A block of data:

***

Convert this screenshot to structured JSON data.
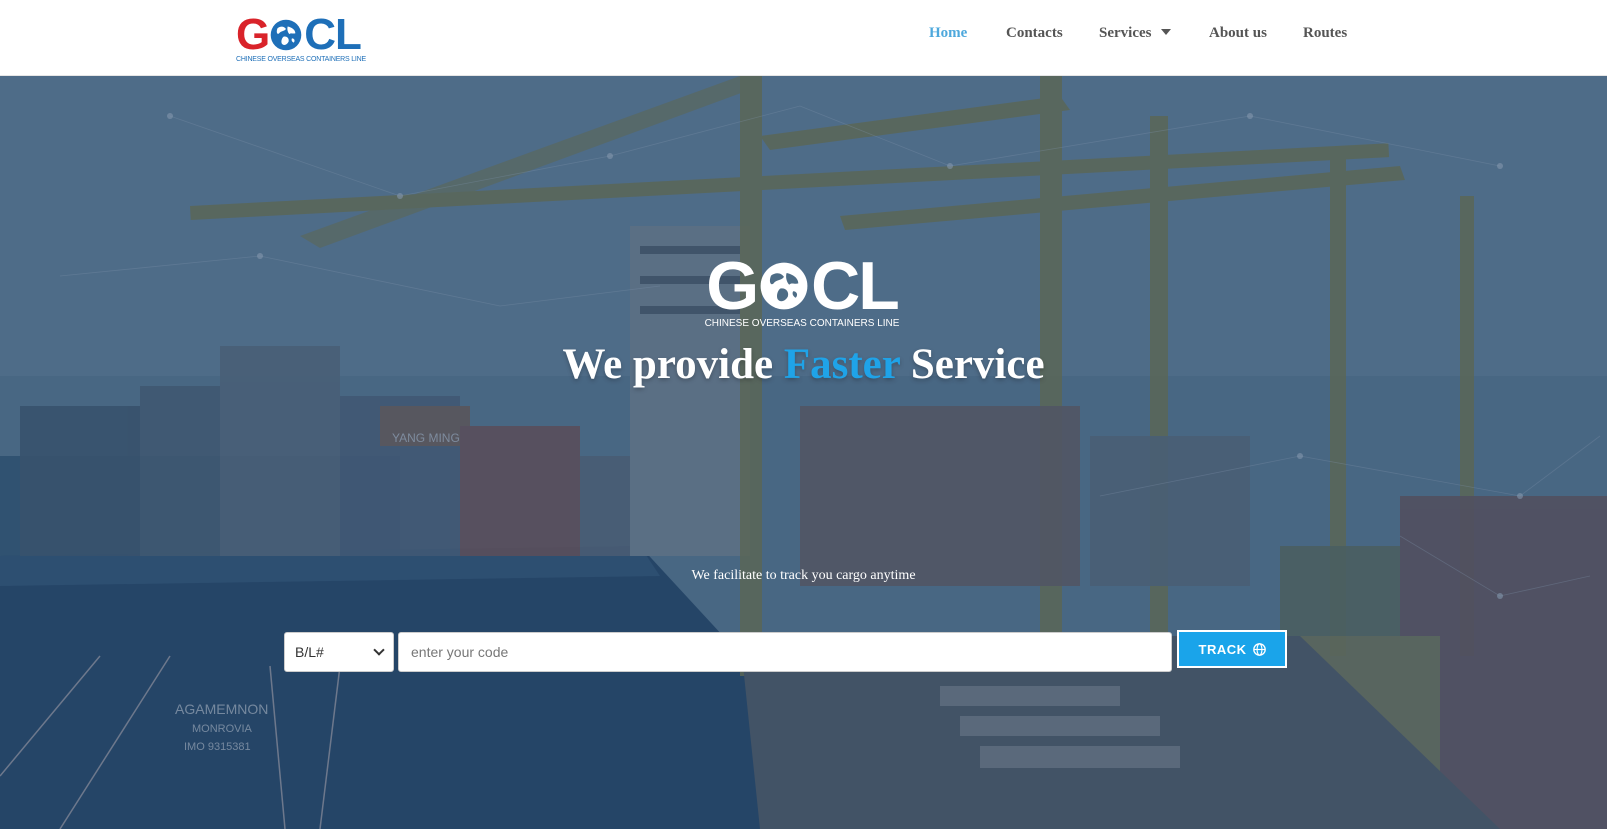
{
  "brand": {
    "logo_letters_left": "G",
    "logo_letters_right": "CL",
    "logo_subtitle": "CHINESE OVERSEAS CONTAINERS LINE",
    "color_red": "#d9232a",
    "color_blue": "#1e6fb8"
  },
  "nav": {
    "items": [
      {
        "label": "Home",
        "active": true
      },
      {
        "label": "Contacts",
        "active": false
      },
      {
        "label": "Services",
        "active": false
      },
      {
        "label": "About us",
        "active": false
      },
      {
        "label": "Routes",
        "active": false
      }
    ],
    "active_color": "#4ea8dc"
  },
  "hero": {
    "logo_left": "G",
    "logo_right": "CL",
    "logo_subtitle": "CHINESE OVERSEAS CONTAINERS LINE",
    "headline_before": "We provide ",
    "headline_accent": "Faster",
    "headline_after": " Service",
    "accent_color": "#1fa3e8",
    "subline": "We facilitate to track you cargo anytime"
  },
  "tracking": {
    "type_selected": "B/L#",
    "code_placeholder": "enter your code",
    "code_value": "",
    "button_label": "TRACK",
    "button_icon": "globe-icon",
    "button_color": "#1aa4ea"
  }
}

***

■ **Given problem**: Go through the entries above and output them exactly, without pictures.

■ **Correct output**:
Convert this screenshot to structured JSON data.
{
  "brand": {
    "logo_letters_left": "G",
    "logo_letters_right": "CL",
    "logo_subtitle": "CHINESE OVERSEAS CONTAINERS LINE",
    "color_red": "#d9232a",
    "color_blue": "#1e6fb8"
  },
  "nav": {
    "items": [
      {
        "label": "Home",
        "active": true
      },
      {
        "label": "Contacts",
        "active": false
      },
      {
        "label": "Services",
        "active": false
      },
      {
        "label": "About us",
        "active": false
      },
      {
        "label": "Routes",
        "active": false
      }
    ],
    "active_color": "#4ea8dc"
  },
  "hero": {
    "logo_left": "G",
    "logo_right": "CL",
    "logo_subtitle": "CHINESE OVERSEAS CONTAINERS LINE",
    "headline_before": "We provide ",
    "headline_accent": "Faster",
    "headline_after": " Service",
    "accent_color": "#1fa3e8",
    "subline": "We facilitate to track you cargo anytime"
  },
  "tracking": {
    "type_selected": "B/L#",
    "code_placeholder": "enter your code",
    "code_value": "",
    "button_label": "TRACK",
    "button_icon": "globe-icon",
    "button_color": "#1aa4ea"
  }
}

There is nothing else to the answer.